Everything in the listing should be restated word for word.

# Start of SUPPLIED RECORDS

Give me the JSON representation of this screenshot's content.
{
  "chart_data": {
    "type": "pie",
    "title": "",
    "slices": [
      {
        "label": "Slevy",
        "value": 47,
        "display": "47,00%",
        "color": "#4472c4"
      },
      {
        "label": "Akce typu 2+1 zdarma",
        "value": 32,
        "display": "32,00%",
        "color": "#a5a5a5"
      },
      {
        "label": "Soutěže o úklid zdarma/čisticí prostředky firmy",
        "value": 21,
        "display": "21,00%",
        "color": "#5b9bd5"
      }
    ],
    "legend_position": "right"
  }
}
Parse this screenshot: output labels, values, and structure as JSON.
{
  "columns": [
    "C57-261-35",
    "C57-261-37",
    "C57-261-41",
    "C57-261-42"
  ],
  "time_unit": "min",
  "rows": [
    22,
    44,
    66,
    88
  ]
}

# End of SUPPLIED RECORDS

EXERCISE ANSWER
Give me the JSON representation of this screenshot's content.
{
  "chart_data": {
    "type": "pie",
    "title": "",
    "slices": [
      {
        "label": "Slevy",
        "value": 47,
        "display": "47,00%",
        "color": "#4472c4"
      },
      {
        "label": "Akce typu 2+1 zdarma",
        "value": 32,
        "display": "32,00%",
        "color": "#a5a5a5"
      },
      {
        "label": "Soutěže o úklid zdarma/čisticí prostředky firmy",
        "value": 21,
        "display": "21,00%",
        "color": "#5b9bd5"
      }
    ],
    "legend_position": "right"
  }
}
Parse this screenshot: output labels, values, and structure as JSON.
{
  "columns": [
    "C57-261-35",
    "C57-261-37",
    "C57-261-41",
    "C57-261-42"
  ],
  "time_unit": "min",
  "rows": [
    22,
    44,
    66,
    88
  ]
}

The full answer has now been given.